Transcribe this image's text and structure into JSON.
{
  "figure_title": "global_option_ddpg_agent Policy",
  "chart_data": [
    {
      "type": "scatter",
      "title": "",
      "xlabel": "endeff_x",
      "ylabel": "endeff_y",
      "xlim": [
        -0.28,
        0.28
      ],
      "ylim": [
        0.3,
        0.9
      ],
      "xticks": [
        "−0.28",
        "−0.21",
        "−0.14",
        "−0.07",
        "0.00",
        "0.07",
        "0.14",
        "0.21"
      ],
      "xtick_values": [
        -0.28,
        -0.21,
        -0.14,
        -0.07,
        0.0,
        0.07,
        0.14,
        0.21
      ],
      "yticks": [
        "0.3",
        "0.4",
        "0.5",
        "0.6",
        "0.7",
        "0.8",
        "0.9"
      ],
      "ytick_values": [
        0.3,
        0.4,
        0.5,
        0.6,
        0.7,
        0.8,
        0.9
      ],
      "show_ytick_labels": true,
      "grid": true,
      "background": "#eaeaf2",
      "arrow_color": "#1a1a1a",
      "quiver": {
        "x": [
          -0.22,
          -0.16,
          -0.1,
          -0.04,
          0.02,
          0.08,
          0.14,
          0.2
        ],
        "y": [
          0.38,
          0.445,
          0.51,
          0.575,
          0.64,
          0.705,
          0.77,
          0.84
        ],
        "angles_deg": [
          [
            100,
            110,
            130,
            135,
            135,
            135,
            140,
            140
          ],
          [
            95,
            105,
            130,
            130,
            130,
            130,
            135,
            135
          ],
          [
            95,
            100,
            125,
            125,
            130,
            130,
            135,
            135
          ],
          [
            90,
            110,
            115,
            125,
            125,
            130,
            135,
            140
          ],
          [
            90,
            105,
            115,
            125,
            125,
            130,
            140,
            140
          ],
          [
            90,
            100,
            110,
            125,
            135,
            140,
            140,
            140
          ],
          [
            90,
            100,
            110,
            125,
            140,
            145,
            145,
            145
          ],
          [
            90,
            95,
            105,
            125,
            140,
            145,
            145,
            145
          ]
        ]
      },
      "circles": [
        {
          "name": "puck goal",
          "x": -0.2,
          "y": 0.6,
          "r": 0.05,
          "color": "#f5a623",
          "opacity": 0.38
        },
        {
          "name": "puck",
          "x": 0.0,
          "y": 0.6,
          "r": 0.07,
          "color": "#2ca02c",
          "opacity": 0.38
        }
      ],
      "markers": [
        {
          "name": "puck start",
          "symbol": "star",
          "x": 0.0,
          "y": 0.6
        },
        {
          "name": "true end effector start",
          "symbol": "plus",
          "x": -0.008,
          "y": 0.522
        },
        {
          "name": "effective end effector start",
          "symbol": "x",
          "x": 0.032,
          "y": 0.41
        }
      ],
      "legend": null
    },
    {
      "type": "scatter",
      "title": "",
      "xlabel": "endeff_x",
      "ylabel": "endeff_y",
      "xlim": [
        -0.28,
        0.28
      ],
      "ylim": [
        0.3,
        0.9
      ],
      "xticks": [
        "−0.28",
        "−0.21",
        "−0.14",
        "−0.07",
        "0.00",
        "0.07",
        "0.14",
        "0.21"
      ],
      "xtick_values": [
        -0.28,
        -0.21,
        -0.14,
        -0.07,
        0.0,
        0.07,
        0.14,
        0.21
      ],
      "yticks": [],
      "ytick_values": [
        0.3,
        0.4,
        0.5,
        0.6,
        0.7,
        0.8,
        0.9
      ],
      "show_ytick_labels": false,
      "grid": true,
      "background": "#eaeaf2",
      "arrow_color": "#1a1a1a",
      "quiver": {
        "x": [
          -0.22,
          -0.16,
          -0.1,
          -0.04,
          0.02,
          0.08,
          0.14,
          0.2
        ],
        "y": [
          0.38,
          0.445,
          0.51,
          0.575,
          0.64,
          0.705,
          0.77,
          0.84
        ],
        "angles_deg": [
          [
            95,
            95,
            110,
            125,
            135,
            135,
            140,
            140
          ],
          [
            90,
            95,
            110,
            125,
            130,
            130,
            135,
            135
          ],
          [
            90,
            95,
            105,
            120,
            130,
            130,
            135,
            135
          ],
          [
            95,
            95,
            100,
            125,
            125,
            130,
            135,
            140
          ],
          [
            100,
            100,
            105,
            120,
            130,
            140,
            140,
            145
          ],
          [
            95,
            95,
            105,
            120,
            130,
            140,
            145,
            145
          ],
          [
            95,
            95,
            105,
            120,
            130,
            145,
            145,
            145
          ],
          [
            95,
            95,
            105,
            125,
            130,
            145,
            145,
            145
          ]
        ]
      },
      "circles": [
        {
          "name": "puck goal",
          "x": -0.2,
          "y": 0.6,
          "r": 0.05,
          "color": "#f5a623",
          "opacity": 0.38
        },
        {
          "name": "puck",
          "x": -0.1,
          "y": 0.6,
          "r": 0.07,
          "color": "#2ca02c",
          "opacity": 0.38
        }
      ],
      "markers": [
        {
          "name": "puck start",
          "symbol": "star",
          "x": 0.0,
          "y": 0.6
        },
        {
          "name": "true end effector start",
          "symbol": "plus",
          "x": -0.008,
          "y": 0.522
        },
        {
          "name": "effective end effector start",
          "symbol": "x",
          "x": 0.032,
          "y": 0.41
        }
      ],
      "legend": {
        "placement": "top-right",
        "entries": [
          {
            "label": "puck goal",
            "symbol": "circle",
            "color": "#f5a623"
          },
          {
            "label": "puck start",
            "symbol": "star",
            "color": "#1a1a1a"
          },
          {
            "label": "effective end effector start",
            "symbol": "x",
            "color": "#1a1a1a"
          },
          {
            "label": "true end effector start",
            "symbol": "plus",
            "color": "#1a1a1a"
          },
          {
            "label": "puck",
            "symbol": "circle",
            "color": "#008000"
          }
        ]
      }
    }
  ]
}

----

• _Goal_
Write out the full listing, keeping every line exactly as it is.

• _Full output_
Transcribe this image's text and structure into JSON.
{
  "figure_title": "global_option_ddpg_agent Policy",
  "chart_data": [
    {
      "type": "scatter",
      "title": "",
      "xlabel": "endeff_x",
      "ylabel": "endeff_y",
      "xlim": [
        -0.28,
        0.28
      ],
      "ylim": [
        0.3,
        0.9
      ],
      "xticks": [
        "−0.28",
        "−0.21",
        "−0.14",
        "−0.07",
        "0.00",
        "0.07",
        "0.14",
        "0.21"
      ],
      "xtick_values": [
        -0.28,
        -0.21,
        -0.14,
        -0.07,
        0.0,
        0.07,
        0.14,
        0.21
      ],
      "yticks": [
        "0.3",
        "0.4",
        "0.5",
        "0.6",
        "0.7",
        "0.8",
        "0.9"
      ],
      "ytick_values": [
        0.3,
        0.4,
        0.5,
        0.6,
        0.7,
        0.8,
        0.9
      ],
      "show_ytick_labels": true,
      "grid": true,
      "background": "#eaeaf2",
      "arrow_color": "#1a1a1a",
      "quiver": {
        "x": [
          -0.22,
          -0.16,
          -0.1,
          -0.04,
          0.02,
          0.08,
          0.14,
          0.2
        ],
        "y": [
          0.38,
          0.445,
          0.51,
          0.575,
          0.64,
          0.705,
          0.77,
          0.84
        ],
        "angles_deg": [
          [
            100,
            110,
            130,
            135,
            135,
            135,
            140,
            140
          ],
          [
            95,
            105,
            130,
            130,
            130,
            130,
            135,
            135
          ],
          [
            95,
            100,
            125,
            125,
            130,
            130,
            135,
            135
          ],
          [
            90,
            110,
            115,
            125,
            125,
            130,
            135,
            140
          ],
          [
            90,
            105,
            115,
            125,
            125,
            130,
            140,
            140
          ],
          [
            90,
            100,
            110,
            125,
            135,
            140,
            140,
            140
          ],
          [
            90,
            100,
            110,
            125,
            140,
            145,
            145,
            145
          ],
          [
            90,
            95,
            105,
            125,
            140,
            145,
            145,
            145
          ]
        ]
      },
      "circles": [
        {
          "name": "puck goal",
          "x": -0.2,
          "y": 0.6,
          "r": 0.05,
          "color": "#f5a623",
          "opacity": 0.38
        },
        {
          "name": "puck",
          "x": 0.0,
          "y": 0.6,
          "r": 0.07,
          "color": "#2ca02c",
          "opacity": 0.38
        }
      ],
      "markers": [
        {
          "name": "puck start",
          "symbol": "star",
          "x": 0.0,
          "y": 0.6
        },
        {
          "name": "true end effector start",
          "symbol": "plus",
          "x": -0.008,
          "y": 0.522
        },
        {
          "name": "effective end effector start",
          "symbol": "x",
          "x": 0.032,
          "y": 0.41
        }
      ],
      "legend": null
    },
    {
      "type": "scatter",
      "title": "",
      "xlabel": "endeff_x",
      "ylabel": "endeff_y",
      "xlim": [
        -0.28,
        0.28
      ],
      "ylim": [
        0.3,
        0.9
      ],
      "xticks": [
        "−0.28",
        "−0.21",
        "−0.14",
        "−0.07",
        "0.00",
        "0.07",
        "0.14",
        "0.21"
      ],
      "xtick_values": [
        -0.28,
        -0.21,
        -0.14,
        -0.07,
        0.0,
        0.07,
        0.14,
        0.21
      ],
      "yticks": [],
      "ytick_values": [
        0.3,
        0.4,
        0.5,
        0.6,
        0.7,
        0.8,
        0.9
      ],
      "show_ytick_labels": false,
      "grid": true,
      "background": "#eaeaf2",
      "arrow_color": "#1a1a1a",
      "quiver": {
        "x": [
          -0.22,
          -0.16,
          -0.1,
          -0.04,
          0.02,
          0.08,
          0.14,
          0.2
        ],
        "y": [
          0.38,
          0.445,
          0.51,
          0.575,
          0.64,
          0.705,
          0.77,
          0.84
        ],
        "angles_deg": [
          [
            95,
            95,
            110,
            125,
            135,
            135,
            140,
            140
          ],
          [
            90,
            95,
            110,
            125,
            130,
            130,
            135,
            135
          ],
          [
            90,
            95,
            105,
            120,
            130,
            130,
            135,
            135
          ],
          [
            95,
            95,
            100,
            125,
            125,
            130,
            135,
            140
          ],
          [
            100,
            100,
            105,
            120,
            130,
            140,
            140,
            145
          ],
          [
            95,
            95,
            105,
            120,
            130,
            140,
            145,
            145
          ],
          [
            95,
            95,
            105,
            120,
            130,
            145,
            145,
            145
          ],
          [
            95,
            95,
            105,
            125,
            130,
            145,
            145,
            145
          ]
        ]
      },
      "circles": [
        {
          "name": "puck goal",
          "x": -0.2,
          "y": 0.6,
          "r": 0.05,
          "color": "#f5a623",
          "opacity": 0.38
        },
        {
          "name": "puck",
          "x": -0.1,
          "y": 0.6,
          "r": 0.07,
          "color": "#2ca02c",
          "opacity": 0.38
        }
      ],
      "markers": [
        {
          "name": "puck start",
          "symbol": "star",
          "x": 0.0,
          "y": 0.6
        },
        {
          "name": "true end effector start",
          "symbol": "plus",
          "x": -0.008,
          "y": 0.522
        },
        {
          "name": "effective end effector start",
          "symbol": "x",
          "x": 0.032,
          "y": 0.41
        }
      ],
      "legend": {
        "placement": "top-right",
        "entries": [
          {
            "label": "puck goal",
            "symbol": "circle",
            "color": "#f5a623"
          },
          {
            "label": "puck start",
            "symbol": "star",
            "color": "#1a1a1a"
          },
          {
            "label": "effective end effector start",
            "symbol": "x",
            "color": "#1a1a1a"
          },
          {
            "label": "true end effector start",
            "symbol": "plus",
            "color": "#1a1a1a"
          },
          {
            "label": "puck",
            "symbol": "circle",
            "color": "#008000"
          }
        ]
      }
    }
  ]
}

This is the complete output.